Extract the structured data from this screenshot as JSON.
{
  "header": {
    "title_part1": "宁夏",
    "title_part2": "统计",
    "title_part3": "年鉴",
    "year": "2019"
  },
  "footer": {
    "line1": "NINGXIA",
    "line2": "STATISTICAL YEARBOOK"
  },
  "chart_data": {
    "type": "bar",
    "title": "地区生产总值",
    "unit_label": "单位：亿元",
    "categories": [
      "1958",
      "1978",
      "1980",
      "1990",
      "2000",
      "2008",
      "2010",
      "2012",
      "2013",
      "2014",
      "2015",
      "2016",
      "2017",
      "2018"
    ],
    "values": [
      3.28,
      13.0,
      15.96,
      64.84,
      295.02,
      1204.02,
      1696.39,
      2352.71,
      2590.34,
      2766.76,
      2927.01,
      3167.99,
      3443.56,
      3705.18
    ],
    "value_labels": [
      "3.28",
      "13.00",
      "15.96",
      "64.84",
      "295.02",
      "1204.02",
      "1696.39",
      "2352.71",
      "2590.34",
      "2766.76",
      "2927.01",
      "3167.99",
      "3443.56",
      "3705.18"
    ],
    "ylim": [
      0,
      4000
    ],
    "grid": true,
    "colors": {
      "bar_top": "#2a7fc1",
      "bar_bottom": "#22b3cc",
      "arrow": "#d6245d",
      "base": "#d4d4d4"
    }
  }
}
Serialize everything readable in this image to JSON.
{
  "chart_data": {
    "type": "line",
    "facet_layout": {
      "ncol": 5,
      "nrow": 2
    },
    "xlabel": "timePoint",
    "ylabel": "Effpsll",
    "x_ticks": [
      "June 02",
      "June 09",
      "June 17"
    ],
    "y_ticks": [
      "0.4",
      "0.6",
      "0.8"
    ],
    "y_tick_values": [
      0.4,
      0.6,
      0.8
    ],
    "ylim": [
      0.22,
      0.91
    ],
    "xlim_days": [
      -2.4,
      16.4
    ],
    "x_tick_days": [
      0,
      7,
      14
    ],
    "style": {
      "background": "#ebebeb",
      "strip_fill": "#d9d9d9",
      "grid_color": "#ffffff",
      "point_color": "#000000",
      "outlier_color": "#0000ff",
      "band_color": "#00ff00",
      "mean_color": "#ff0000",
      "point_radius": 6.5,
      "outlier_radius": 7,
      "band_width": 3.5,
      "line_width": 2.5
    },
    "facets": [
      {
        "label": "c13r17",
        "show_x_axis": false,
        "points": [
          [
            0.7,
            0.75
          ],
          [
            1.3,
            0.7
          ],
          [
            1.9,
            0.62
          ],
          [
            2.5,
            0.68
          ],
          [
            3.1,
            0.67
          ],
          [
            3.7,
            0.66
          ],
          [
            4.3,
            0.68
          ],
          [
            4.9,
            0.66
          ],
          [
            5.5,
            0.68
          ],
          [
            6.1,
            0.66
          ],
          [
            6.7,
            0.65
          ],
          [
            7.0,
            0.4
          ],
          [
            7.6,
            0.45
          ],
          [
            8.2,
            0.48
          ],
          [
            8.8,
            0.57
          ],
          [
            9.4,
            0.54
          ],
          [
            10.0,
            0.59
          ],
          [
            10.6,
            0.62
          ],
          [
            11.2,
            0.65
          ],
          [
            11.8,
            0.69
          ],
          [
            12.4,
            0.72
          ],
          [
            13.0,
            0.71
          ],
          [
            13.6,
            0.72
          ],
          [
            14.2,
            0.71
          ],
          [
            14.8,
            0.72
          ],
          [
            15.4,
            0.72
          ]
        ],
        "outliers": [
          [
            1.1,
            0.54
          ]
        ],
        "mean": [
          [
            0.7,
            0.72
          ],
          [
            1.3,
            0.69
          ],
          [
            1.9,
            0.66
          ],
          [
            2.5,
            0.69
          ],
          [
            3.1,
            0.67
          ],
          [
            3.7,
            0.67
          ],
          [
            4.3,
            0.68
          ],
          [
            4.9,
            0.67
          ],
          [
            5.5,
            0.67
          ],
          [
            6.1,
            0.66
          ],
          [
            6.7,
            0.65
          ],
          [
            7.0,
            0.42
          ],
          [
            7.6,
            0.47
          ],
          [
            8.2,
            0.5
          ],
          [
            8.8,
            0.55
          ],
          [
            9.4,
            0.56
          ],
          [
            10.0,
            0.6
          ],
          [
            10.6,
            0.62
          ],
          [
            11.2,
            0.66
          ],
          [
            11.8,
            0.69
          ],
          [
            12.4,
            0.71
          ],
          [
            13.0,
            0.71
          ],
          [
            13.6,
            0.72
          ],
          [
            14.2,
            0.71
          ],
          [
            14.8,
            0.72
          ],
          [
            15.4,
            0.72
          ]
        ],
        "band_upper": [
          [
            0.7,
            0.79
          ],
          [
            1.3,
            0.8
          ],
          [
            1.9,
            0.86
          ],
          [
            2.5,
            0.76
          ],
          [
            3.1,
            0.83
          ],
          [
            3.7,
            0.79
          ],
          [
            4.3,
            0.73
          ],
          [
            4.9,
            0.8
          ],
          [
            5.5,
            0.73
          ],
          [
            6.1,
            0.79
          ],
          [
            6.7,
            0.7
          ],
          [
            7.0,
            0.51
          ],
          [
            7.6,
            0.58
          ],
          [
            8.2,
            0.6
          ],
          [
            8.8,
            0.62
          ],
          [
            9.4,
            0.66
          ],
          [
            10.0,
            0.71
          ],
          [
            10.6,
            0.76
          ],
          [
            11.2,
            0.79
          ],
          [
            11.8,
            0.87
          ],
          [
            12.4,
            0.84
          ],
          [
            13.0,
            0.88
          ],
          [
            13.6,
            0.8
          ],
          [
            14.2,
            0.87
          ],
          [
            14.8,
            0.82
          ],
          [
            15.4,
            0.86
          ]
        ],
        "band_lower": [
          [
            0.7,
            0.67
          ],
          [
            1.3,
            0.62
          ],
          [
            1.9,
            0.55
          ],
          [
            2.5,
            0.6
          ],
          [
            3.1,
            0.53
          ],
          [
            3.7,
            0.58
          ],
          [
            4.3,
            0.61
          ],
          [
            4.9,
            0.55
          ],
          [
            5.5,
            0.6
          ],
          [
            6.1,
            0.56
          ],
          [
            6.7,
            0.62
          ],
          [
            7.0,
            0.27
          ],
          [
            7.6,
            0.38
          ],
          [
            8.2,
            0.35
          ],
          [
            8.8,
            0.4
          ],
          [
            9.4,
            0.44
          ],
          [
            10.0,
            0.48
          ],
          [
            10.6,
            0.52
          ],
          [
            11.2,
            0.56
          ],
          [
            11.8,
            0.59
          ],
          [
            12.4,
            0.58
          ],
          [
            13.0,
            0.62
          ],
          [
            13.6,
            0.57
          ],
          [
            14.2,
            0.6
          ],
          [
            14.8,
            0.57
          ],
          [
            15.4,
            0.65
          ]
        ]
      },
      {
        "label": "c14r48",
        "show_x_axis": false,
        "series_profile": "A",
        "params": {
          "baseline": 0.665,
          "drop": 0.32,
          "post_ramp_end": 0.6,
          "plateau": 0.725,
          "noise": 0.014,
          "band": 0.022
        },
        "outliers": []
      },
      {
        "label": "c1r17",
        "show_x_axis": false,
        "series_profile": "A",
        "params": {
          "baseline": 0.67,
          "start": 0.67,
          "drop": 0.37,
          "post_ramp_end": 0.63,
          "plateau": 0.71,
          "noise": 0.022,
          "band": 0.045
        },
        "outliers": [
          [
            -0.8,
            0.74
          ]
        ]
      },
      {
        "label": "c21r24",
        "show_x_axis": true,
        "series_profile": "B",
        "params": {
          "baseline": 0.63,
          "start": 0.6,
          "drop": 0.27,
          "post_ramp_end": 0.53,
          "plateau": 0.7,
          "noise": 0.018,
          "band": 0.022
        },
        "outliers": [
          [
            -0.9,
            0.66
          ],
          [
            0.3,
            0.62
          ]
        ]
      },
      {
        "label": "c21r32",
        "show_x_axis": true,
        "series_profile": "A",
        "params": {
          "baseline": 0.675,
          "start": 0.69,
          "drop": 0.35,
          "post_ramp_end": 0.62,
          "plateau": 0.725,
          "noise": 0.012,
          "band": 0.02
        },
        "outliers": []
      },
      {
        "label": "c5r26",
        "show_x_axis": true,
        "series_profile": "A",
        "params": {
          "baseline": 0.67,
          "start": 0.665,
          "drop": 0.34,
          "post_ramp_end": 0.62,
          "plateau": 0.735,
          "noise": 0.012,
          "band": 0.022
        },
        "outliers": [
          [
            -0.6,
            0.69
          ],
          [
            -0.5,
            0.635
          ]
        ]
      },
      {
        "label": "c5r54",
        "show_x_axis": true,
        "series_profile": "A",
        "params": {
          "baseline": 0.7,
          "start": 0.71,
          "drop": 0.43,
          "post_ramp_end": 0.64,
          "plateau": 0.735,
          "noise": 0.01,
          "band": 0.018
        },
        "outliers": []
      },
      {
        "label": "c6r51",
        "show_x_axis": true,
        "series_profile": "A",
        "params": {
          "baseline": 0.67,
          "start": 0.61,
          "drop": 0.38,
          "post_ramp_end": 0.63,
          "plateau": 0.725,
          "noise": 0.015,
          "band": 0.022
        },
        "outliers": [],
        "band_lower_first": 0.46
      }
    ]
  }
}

******************************

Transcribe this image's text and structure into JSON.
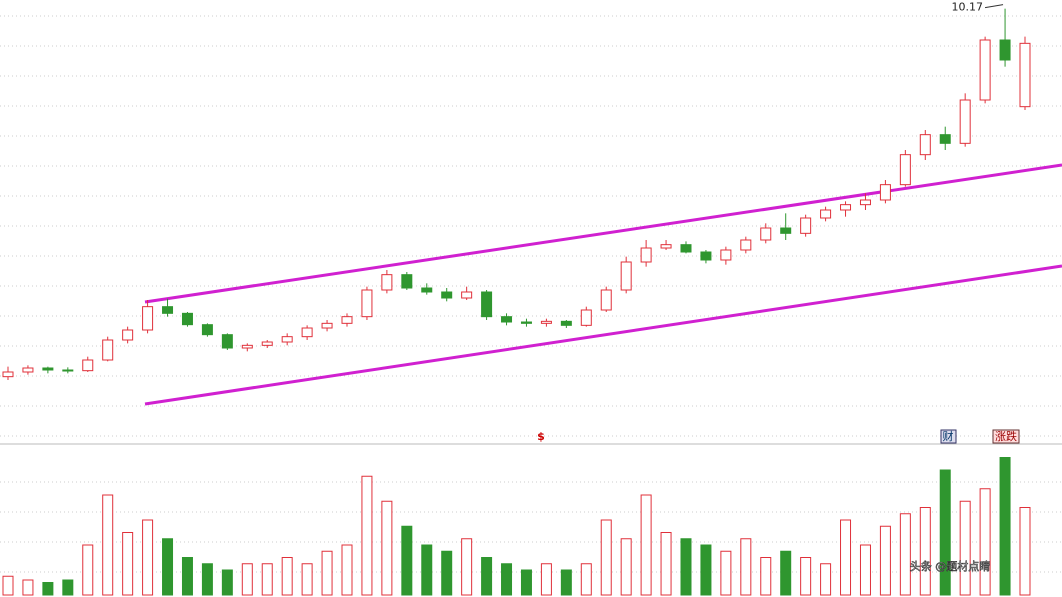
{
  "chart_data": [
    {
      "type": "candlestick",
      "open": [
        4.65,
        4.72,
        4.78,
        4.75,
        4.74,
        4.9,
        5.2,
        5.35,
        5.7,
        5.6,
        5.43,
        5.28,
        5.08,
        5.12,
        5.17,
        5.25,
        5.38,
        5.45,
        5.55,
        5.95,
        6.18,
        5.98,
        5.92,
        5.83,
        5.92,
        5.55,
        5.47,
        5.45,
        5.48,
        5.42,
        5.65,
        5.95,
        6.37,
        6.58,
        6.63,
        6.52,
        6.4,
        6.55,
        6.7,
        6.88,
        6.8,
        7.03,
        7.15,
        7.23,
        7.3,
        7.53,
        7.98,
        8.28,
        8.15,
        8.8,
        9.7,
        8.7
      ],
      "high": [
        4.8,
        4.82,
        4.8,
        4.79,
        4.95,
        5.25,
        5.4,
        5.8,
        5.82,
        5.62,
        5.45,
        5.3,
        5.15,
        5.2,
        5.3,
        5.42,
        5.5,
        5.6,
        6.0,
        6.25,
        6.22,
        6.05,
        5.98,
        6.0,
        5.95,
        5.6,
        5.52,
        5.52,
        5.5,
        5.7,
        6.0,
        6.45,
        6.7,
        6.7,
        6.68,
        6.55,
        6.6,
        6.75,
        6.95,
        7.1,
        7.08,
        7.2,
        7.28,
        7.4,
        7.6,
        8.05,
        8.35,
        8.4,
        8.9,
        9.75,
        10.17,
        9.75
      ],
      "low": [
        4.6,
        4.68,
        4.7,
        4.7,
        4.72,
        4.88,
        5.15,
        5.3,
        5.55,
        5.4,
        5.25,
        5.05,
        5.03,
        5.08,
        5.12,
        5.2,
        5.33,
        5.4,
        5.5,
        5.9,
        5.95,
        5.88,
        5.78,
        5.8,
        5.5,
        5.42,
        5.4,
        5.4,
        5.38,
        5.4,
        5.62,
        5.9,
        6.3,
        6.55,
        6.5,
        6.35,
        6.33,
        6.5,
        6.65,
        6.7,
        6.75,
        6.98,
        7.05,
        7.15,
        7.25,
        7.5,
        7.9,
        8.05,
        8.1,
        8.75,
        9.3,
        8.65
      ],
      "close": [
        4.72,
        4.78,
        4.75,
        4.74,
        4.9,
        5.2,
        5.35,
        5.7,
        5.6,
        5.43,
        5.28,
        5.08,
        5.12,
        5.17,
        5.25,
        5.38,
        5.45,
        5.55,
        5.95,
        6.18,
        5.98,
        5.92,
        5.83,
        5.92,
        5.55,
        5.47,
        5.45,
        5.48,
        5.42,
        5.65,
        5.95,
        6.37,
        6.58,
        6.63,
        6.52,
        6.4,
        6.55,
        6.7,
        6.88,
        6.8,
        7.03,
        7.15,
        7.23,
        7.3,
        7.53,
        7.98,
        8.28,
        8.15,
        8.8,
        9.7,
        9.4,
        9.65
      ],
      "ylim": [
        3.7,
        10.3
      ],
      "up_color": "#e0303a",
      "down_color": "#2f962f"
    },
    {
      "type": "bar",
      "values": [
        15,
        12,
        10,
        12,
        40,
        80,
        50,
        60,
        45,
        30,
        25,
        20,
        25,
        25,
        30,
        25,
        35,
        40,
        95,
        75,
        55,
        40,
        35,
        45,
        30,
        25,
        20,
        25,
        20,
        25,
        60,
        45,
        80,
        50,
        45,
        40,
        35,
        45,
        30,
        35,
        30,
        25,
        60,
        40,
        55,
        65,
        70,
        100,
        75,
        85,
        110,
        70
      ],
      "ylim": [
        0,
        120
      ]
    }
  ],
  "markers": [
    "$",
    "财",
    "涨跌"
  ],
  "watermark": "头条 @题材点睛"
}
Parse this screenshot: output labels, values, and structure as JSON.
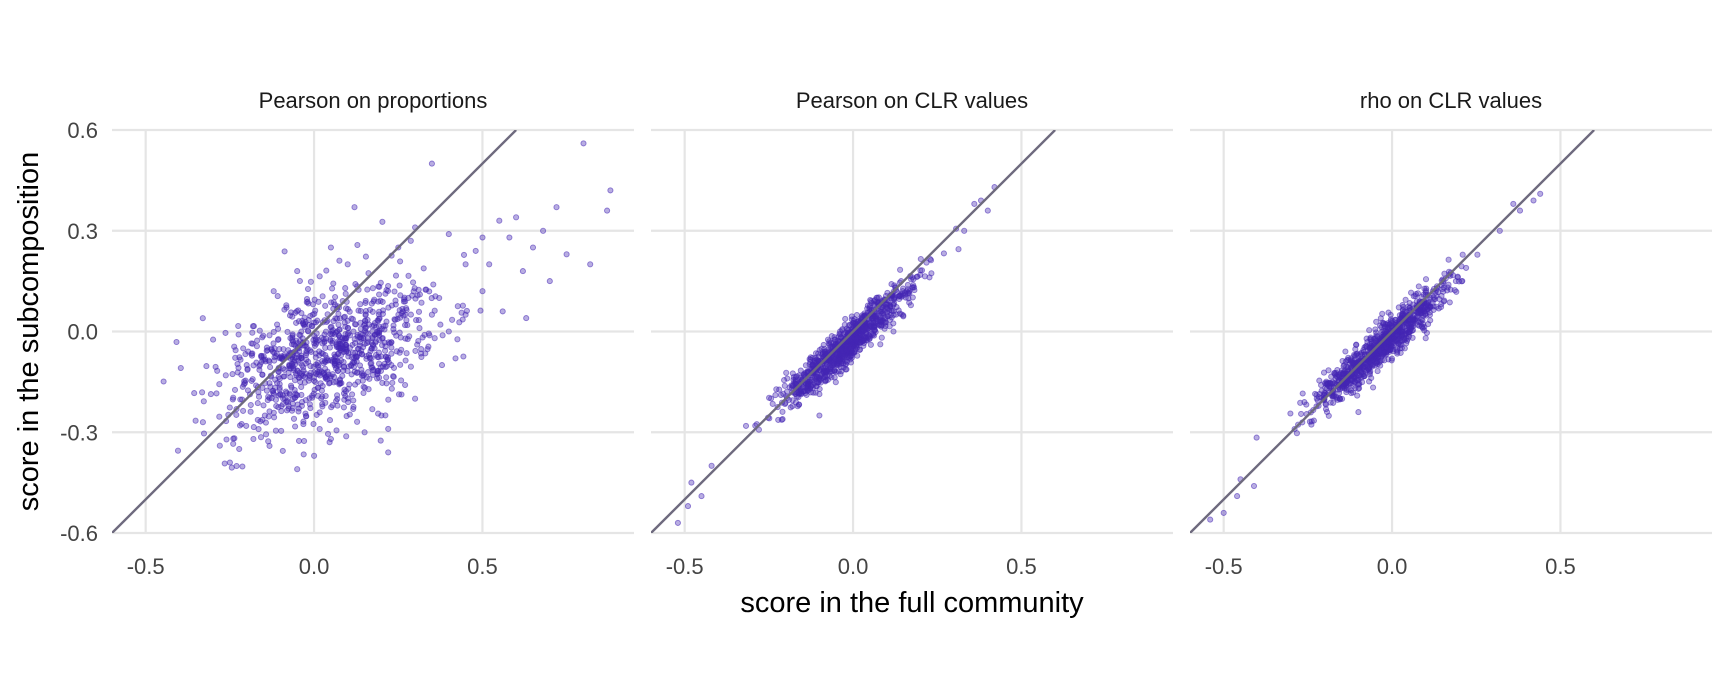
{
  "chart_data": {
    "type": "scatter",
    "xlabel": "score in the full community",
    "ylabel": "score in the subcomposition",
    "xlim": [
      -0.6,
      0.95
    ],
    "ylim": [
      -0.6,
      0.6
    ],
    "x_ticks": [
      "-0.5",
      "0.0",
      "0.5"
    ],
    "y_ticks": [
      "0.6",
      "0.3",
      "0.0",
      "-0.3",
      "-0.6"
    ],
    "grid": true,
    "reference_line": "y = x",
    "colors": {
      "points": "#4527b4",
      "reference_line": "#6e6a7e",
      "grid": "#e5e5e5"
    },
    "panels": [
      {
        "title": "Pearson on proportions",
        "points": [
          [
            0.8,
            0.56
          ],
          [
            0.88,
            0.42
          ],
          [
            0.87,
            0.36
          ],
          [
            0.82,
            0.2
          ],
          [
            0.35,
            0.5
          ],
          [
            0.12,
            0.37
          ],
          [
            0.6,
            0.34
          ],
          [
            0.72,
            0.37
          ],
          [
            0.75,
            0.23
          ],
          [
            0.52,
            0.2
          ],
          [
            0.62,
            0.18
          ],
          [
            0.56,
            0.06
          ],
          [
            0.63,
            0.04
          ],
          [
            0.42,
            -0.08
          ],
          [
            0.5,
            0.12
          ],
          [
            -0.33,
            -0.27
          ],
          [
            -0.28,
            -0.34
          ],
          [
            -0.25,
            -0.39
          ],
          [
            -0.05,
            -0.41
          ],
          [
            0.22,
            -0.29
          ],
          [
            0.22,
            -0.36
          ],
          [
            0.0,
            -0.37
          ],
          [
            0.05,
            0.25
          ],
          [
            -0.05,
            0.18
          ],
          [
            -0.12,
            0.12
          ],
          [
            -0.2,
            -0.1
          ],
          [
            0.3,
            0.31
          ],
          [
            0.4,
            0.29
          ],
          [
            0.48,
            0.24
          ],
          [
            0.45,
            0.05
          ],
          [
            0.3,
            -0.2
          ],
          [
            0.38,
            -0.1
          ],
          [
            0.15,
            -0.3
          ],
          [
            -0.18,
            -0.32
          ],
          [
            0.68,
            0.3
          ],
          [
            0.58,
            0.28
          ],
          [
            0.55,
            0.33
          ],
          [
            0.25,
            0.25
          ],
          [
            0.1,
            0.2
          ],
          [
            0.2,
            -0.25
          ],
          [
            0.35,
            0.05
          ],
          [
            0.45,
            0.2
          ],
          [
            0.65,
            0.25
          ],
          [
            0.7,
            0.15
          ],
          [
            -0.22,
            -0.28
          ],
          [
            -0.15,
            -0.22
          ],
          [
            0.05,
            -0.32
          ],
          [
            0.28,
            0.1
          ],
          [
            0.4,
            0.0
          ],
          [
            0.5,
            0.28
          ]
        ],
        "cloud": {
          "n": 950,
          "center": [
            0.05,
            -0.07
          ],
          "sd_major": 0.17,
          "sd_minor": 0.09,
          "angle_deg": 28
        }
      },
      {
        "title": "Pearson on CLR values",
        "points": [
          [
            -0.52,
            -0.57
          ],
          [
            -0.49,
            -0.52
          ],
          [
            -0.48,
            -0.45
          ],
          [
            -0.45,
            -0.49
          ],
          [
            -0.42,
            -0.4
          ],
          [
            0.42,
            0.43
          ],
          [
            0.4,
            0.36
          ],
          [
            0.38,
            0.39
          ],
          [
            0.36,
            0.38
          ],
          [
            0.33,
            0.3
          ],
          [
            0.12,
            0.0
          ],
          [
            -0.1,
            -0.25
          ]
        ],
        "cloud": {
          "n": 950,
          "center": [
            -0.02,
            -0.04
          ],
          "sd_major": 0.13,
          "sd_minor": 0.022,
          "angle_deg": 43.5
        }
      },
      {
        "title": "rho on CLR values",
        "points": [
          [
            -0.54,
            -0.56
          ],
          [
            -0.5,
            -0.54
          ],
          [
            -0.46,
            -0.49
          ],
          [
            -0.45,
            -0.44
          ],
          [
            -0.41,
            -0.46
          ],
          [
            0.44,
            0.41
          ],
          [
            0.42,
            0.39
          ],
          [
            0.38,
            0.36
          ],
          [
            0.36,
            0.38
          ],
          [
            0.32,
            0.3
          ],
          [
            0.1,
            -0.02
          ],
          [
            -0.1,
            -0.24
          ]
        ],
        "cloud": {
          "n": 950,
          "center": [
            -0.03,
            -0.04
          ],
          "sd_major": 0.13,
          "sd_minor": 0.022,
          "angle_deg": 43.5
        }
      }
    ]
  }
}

******************************

Of the lines in the material, how many hold the word "start"? Reply with the number only.

6